▶ [STATED GOAL]: Reproduce the records word for word, from their first line up to and including the line that contains "reading-list-icon[interactable]: ≡ [1210,34,1217,48]".

▶ [RECORD EXCERPTS]:

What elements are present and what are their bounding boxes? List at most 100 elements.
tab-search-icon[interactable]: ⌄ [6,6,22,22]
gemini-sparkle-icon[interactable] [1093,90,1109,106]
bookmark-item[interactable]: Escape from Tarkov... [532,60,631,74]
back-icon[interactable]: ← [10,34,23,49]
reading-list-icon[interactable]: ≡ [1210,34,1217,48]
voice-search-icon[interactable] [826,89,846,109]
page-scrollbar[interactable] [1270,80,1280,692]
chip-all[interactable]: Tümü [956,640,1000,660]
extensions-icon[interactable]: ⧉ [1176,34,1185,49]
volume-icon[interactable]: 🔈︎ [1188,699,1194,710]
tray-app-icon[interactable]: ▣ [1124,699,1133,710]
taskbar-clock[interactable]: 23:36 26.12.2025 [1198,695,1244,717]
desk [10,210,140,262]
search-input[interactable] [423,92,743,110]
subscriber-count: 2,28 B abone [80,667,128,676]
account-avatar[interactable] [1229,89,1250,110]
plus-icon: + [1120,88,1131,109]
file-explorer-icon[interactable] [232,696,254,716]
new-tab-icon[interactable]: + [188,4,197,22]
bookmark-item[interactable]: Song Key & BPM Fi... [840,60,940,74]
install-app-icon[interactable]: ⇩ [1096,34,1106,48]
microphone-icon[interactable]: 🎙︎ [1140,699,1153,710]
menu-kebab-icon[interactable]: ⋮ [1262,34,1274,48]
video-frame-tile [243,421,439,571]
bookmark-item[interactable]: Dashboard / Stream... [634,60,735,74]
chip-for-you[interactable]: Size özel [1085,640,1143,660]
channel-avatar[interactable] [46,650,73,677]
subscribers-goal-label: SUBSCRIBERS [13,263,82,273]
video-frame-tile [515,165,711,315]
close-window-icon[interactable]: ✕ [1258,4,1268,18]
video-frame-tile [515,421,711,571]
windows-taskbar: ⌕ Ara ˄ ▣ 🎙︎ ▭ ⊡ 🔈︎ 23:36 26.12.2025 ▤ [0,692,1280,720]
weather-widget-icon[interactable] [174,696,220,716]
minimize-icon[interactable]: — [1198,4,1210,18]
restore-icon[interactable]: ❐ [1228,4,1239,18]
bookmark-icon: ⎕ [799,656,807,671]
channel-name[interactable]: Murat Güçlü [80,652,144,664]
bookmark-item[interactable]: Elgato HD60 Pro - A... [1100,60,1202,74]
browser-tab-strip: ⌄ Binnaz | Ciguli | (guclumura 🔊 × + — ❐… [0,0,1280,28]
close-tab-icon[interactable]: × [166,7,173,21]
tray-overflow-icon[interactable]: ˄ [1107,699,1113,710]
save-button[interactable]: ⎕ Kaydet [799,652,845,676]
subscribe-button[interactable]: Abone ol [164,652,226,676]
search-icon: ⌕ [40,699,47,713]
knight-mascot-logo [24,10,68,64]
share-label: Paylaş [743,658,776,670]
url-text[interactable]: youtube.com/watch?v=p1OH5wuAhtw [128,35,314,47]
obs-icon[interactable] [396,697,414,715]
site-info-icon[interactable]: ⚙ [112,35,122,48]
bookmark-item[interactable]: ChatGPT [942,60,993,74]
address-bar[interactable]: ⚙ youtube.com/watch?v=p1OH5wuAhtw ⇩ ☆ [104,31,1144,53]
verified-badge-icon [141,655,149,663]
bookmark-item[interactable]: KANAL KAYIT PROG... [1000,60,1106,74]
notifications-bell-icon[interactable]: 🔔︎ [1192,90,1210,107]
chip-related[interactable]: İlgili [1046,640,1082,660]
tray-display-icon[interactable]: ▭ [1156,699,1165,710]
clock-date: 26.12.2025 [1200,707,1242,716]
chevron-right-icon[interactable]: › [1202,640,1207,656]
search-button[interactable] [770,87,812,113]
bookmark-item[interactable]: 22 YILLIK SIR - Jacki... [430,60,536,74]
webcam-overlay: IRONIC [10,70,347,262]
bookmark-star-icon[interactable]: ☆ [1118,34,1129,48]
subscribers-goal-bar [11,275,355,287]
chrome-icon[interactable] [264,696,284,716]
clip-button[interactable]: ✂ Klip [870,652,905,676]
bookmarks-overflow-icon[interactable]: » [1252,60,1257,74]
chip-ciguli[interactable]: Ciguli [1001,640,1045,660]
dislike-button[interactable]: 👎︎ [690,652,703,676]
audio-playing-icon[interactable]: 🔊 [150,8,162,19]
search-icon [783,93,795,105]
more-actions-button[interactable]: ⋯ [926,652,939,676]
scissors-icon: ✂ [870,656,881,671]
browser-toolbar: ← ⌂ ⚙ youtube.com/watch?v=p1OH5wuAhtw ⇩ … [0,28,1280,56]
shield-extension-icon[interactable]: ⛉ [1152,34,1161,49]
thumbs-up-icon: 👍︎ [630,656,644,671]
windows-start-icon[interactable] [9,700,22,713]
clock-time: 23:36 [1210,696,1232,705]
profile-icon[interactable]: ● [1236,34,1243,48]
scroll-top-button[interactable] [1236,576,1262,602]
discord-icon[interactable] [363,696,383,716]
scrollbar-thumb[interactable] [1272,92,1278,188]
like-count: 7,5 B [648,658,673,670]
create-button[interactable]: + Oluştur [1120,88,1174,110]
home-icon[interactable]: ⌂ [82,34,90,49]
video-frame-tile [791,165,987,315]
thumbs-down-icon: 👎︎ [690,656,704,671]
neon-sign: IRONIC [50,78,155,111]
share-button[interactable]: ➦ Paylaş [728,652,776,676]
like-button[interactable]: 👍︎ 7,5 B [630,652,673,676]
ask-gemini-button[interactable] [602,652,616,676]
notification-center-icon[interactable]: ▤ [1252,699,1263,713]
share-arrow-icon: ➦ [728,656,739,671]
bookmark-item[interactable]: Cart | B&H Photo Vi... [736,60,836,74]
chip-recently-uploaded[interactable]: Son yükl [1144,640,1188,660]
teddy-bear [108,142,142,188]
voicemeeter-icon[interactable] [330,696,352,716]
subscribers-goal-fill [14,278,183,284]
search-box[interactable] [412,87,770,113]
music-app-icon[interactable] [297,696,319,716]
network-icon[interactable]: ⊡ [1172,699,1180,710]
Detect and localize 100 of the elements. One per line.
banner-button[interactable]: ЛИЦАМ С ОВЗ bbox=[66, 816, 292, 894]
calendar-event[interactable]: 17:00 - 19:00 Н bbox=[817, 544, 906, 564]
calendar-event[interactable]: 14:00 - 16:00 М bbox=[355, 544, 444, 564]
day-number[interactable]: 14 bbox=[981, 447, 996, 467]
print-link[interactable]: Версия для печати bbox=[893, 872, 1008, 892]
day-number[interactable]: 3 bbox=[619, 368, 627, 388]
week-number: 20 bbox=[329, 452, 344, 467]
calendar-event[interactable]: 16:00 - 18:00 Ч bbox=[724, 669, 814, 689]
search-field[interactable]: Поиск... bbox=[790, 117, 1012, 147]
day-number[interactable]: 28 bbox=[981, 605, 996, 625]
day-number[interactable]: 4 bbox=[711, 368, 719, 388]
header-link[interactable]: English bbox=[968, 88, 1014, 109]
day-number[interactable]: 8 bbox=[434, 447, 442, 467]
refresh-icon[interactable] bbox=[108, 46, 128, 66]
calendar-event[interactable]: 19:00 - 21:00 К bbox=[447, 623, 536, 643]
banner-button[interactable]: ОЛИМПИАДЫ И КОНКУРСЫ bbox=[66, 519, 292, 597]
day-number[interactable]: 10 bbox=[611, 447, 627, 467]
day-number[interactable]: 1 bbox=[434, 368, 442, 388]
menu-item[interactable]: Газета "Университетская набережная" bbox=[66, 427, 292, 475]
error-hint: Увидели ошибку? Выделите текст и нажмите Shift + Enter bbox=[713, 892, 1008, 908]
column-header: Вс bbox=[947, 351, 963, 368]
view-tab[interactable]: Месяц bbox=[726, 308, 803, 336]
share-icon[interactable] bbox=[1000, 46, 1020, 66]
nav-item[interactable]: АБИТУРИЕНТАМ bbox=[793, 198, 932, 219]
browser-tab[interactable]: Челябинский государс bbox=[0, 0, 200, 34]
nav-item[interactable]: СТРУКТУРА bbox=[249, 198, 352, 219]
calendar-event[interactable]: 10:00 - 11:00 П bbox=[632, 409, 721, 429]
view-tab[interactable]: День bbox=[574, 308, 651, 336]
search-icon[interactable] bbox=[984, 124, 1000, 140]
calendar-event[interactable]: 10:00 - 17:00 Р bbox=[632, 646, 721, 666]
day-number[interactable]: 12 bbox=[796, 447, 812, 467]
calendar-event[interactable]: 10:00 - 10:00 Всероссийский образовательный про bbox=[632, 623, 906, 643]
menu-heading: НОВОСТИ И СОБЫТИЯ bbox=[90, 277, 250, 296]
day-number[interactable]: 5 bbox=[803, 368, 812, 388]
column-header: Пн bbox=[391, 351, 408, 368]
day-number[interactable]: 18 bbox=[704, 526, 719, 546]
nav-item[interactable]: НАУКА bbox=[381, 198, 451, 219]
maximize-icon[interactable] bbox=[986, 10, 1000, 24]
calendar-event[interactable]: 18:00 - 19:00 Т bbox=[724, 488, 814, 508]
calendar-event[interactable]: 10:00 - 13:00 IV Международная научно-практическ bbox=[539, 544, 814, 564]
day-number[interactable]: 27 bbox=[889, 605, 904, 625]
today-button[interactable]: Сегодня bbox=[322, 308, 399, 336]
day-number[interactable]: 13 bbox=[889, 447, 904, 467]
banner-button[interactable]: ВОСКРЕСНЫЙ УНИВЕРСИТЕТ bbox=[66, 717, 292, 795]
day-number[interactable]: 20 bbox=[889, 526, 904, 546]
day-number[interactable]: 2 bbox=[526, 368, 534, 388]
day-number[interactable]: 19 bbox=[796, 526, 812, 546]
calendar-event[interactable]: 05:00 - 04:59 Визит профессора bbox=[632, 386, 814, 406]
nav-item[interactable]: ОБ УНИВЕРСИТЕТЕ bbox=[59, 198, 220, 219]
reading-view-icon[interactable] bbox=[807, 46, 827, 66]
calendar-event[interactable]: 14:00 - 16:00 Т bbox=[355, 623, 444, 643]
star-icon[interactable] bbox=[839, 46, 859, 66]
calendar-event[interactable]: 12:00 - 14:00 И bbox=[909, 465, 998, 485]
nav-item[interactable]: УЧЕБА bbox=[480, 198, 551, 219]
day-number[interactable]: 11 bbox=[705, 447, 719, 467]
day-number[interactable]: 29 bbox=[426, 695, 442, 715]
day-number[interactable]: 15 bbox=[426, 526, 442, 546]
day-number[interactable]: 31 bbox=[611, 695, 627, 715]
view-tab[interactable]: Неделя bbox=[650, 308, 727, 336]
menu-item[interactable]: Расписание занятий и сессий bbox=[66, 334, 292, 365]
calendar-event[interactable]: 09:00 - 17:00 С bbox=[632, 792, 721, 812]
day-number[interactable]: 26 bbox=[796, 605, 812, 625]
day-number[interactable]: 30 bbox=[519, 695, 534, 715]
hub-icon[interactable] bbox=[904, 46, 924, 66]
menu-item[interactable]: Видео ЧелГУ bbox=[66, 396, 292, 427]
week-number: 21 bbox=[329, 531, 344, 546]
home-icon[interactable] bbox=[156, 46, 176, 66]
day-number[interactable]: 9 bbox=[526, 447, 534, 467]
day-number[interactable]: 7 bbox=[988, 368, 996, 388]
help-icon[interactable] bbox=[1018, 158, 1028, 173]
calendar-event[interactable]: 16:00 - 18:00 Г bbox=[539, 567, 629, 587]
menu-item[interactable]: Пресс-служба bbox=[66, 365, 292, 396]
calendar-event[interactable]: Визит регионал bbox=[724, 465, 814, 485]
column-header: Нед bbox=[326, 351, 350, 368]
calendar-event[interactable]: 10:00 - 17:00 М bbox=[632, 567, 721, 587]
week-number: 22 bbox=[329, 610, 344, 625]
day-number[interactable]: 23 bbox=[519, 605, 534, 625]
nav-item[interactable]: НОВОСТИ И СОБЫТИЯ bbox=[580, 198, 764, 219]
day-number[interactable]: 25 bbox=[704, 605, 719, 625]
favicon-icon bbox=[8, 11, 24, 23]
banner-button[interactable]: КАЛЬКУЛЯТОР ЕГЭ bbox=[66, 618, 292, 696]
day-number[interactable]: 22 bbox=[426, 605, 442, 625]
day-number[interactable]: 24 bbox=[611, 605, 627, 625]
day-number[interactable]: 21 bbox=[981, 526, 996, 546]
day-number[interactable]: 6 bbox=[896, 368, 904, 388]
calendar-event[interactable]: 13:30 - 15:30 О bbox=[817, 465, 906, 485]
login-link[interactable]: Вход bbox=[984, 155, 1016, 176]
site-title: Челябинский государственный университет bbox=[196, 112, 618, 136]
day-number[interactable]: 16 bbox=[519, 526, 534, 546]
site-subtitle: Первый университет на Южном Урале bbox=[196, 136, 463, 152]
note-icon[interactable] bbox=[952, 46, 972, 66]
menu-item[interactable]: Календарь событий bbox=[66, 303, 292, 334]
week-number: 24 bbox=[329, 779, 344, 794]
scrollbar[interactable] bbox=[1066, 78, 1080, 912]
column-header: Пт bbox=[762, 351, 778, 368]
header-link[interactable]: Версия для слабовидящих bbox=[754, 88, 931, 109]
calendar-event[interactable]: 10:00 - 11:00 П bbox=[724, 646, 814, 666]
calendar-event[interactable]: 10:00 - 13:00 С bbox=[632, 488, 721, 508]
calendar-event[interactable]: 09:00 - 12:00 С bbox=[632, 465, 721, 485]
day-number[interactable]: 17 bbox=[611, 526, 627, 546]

▶ [REPLY TO THE EXERCISE]:
What elements are present and what are their bounding boxes? List at most 100 elements.
tab-search-icon[interactable]: ⌄ [6,6,22,22]
gemini-sparkle-icon[interactable] [1093,90,1109,106]
bookmark-item[interactable]: Escape from Tarkov... [532,60,631,74]
back-icon[interactable]: ← [10,34,23,49]
reading-list-icon[interactable]: ≡ [1210,34,1217,48]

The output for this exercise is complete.